▸ **Exercise details**
Could you copy the listing verbatim, starting at its first line and stopping after the line that contains "row-label: A [1158, 333, 1182, 371]"?

▸ **Provided entries**
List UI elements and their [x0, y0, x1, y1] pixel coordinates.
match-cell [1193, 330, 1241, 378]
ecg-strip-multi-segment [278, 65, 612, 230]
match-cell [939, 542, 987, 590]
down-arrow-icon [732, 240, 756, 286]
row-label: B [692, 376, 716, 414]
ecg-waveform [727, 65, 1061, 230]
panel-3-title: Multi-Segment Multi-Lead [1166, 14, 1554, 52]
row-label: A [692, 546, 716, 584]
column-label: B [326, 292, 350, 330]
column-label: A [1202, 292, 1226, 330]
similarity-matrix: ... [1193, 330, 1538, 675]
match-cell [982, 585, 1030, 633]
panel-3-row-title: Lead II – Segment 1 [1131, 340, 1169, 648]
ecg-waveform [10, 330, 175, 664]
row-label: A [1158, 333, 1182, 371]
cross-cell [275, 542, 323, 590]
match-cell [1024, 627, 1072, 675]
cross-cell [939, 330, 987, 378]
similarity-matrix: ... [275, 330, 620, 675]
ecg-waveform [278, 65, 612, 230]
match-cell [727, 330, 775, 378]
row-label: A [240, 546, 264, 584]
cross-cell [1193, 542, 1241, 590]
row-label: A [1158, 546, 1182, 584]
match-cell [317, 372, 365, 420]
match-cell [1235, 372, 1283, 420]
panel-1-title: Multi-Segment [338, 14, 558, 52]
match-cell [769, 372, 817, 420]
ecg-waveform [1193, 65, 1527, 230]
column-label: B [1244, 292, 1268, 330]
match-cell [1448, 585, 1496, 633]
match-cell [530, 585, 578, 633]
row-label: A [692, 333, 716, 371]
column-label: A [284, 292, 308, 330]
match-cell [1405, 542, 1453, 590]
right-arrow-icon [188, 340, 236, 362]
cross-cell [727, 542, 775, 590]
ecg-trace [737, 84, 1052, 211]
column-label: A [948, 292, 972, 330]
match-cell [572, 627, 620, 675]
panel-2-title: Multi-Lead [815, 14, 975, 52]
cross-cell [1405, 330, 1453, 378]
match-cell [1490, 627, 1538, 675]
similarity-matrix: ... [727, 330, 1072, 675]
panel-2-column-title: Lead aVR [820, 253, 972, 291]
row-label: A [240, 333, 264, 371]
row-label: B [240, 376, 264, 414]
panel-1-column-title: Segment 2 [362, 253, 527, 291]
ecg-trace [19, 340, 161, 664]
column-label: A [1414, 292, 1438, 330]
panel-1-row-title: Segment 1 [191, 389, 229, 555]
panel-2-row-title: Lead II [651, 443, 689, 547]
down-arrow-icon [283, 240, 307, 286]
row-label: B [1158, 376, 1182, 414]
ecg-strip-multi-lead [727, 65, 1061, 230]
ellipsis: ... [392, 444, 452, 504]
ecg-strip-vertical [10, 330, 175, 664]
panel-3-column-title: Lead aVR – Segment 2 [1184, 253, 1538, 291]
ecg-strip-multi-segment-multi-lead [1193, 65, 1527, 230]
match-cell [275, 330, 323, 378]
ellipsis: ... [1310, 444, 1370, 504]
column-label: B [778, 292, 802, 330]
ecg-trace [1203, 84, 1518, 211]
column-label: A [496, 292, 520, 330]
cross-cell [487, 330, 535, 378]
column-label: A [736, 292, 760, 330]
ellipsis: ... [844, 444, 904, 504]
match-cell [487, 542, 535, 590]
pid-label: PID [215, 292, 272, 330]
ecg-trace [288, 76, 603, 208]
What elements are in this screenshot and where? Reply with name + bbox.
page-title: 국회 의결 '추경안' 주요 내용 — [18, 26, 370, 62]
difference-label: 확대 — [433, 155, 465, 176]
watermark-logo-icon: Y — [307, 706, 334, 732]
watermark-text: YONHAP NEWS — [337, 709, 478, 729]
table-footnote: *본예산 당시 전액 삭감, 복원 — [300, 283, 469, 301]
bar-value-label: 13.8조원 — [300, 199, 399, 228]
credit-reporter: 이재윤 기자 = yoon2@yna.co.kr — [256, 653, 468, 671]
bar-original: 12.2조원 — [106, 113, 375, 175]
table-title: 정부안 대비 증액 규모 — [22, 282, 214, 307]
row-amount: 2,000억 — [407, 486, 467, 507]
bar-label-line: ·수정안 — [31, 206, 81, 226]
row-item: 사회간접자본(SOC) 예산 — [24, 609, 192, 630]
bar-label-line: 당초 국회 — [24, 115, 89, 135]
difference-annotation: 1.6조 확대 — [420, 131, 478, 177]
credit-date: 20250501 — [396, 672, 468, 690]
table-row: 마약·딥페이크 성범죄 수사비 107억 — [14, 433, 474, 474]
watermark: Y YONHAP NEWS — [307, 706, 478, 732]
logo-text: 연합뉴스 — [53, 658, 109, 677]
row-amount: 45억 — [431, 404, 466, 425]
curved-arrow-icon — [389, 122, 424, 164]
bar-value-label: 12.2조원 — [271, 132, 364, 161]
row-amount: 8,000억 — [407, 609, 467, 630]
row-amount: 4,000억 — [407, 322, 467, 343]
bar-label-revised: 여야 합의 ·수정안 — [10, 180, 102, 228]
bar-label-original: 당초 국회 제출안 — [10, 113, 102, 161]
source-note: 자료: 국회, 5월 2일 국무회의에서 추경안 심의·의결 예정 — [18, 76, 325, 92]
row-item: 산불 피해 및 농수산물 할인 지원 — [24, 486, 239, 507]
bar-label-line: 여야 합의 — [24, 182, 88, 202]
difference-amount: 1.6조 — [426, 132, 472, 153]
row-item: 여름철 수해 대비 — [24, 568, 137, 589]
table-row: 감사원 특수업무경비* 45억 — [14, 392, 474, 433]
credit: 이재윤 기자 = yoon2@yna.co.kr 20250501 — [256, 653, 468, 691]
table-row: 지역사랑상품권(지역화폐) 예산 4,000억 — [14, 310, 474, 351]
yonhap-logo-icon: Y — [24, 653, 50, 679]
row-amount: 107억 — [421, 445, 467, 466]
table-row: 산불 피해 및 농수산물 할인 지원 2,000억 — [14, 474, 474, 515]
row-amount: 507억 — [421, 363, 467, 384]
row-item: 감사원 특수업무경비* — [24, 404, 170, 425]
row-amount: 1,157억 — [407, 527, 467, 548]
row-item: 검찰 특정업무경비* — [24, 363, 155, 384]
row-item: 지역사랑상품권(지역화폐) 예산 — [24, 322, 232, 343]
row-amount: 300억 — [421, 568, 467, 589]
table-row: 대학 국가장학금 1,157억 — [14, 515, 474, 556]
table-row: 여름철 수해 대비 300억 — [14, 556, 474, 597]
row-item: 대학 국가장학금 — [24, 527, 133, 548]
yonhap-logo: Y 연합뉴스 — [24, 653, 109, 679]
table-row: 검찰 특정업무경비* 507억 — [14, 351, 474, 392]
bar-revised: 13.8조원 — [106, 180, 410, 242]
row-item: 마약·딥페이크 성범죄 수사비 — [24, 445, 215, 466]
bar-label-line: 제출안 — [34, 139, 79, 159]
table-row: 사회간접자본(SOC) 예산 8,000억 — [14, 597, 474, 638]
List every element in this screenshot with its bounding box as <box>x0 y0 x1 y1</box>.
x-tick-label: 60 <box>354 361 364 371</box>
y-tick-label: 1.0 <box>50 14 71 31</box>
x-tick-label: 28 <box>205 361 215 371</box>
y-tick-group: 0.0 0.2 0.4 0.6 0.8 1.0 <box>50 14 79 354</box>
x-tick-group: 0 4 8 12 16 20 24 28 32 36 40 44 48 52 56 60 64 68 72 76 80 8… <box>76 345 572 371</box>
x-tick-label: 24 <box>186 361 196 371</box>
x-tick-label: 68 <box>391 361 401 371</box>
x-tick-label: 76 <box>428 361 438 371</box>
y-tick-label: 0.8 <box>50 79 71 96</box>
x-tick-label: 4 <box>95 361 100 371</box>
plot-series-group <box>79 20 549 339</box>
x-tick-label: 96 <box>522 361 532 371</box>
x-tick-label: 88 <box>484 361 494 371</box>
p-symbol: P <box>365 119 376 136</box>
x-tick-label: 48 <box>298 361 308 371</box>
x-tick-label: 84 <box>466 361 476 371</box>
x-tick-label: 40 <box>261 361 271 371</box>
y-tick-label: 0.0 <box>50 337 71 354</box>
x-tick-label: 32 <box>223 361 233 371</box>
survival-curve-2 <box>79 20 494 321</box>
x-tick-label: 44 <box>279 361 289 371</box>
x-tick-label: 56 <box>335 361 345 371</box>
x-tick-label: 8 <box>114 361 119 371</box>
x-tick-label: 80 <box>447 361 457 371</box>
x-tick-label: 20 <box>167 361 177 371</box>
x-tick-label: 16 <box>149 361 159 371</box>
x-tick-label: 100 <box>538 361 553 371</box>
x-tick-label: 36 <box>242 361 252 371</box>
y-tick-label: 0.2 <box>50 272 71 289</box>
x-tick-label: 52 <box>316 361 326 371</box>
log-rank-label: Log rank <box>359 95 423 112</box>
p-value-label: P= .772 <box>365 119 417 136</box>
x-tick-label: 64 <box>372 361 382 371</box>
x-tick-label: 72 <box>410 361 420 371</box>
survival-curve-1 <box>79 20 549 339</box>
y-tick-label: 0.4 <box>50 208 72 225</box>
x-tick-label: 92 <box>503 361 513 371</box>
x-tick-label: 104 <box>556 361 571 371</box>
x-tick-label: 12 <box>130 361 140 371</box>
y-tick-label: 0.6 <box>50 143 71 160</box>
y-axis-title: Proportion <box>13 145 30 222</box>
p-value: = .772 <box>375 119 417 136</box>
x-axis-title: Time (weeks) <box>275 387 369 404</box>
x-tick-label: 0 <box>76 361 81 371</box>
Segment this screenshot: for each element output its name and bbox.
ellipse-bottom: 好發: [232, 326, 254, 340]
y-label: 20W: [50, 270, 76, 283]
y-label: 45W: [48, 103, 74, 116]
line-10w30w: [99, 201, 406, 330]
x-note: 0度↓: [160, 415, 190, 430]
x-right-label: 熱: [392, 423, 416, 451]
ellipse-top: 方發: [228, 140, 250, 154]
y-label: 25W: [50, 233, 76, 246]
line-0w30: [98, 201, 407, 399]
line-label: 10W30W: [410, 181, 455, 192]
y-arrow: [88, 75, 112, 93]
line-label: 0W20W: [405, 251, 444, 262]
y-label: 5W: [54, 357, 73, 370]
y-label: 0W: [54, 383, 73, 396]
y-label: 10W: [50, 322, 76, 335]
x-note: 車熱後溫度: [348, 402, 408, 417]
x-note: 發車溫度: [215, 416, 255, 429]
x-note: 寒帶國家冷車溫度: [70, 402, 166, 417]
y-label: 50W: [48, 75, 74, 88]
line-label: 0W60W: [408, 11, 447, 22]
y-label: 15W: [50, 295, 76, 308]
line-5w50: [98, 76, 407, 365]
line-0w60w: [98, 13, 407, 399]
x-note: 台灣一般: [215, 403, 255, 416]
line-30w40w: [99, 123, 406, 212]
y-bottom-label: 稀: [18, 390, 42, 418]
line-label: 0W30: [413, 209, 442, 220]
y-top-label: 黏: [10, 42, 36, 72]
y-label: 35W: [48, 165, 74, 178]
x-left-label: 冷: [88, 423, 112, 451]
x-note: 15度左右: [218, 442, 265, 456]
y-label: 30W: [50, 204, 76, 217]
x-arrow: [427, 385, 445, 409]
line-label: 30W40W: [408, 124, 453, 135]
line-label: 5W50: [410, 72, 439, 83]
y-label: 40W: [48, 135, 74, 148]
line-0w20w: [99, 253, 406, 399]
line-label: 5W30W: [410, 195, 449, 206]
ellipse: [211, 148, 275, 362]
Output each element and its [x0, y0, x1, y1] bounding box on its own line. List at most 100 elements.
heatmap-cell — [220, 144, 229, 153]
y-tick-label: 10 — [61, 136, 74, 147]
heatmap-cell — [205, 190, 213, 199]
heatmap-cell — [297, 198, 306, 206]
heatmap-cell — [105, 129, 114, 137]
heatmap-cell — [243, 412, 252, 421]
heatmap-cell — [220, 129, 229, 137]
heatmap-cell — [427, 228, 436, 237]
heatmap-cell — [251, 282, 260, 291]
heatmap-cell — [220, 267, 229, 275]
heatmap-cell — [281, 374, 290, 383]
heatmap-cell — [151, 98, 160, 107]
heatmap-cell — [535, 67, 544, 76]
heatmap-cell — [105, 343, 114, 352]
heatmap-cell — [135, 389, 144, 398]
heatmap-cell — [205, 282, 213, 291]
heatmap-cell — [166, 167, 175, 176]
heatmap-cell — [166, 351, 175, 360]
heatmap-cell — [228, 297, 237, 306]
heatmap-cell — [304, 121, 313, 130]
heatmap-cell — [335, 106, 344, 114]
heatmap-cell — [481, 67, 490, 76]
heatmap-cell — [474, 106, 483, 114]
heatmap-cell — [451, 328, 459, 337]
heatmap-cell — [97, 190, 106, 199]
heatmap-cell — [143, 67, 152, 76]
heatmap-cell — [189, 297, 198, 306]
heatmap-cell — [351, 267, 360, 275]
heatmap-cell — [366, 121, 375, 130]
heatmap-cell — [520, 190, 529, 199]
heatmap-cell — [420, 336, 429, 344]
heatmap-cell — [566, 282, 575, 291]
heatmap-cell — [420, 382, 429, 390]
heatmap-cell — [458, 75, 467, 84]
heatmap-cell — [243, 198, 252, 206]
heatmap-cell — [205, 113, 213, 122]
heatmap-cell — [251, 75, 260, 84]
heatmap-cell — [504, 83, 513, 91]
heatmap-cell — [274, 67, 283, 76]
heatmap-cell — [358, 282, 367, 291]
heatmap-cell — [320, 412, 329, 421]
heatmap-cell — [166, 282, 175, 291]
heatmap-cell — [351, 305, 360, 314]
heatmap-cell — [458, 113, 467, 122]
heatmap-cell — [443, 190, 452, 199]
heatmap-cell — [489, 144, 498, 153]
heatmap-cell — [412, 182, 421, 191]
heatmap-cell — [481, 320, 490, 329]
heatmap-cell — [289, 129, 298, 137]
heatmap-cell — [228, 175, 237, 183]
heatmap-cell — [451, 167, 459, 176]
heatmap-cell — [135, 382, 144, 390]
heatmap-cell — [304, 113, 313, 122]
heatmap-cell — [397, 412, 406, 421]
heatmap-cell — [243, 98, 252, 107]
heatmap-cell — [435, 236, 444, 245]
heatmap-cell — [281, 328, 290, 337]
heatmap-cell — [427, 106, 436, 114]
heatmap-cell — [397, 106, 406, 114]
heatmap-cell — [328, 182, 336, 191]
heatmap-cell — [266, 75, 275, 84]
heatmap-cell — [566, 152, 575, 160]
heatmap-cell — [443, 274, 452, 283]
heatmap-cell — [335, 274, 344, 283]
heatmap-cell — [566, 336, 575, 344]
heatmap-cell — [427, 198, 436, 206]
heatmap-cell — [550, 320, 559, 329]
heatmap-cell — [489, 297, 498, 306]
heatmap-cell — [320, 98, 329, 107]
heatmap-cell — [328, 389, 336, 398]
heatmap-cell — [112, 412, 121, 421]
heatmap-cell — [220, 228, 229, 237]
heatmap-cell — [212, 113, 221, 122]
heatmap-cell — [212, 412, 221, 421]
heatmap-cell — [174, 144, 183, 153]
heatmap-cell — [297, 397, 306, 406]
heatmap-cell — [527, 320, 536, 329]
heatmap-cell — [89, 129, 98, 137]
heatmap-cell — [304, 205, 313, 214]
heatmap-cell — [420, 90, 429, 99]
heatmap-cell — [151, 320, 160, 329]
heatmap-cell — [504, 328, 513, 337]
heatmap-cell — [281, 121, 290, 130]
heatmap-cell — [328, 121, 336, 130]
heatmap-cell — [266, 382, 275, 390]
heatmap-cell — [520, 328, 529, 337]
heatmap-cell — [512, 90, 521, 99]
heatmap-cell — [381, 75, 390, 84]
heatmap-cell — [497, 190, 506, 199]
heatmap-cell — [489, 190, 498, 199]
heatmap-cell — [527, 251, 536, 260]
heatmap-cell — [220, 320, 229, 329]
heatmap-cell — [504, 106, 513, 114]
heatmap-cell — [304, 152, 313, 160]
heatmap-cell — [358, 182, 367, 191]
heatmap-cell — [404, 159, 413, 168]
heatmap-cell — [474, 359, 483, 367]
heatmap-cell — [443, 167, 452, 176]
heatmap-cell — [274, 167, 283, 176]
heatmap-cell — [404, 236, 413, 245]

▸ **Response below**
List UI elements and their [x0, y0, x1, y1] pixel coordinates.
match-cell [1193, 330, 1241, 378]
ecg-strip-multi-segment [278, 65, 612, 230]
match-cell [939, 542, 987, 590]
down-arrow-icon [732, 240, 756, 286]
row-label: B [692, 376, 716, 414]
ecg-waveform [727, 65, 1061, 230]
panel-3-title: Multi-Segment Multi-Lead [1166, 14, 1554, 52]
row-label: A [692, 546, 716, 584]
column-label: B [326, 292, 350, 330]
column-label: A [1202, 292, 1226, 330]
similarity-matrix: ... [1193, 330, 1538, 675]
match-cell [982, 585, 1030, 633]
panel-3-row-title: Lead II – Segment 1 [1131, 340, 1169, 648]
ecg-waveform [10, 330, 175, 664]
row-label: A [1158, 333, 1182, 371]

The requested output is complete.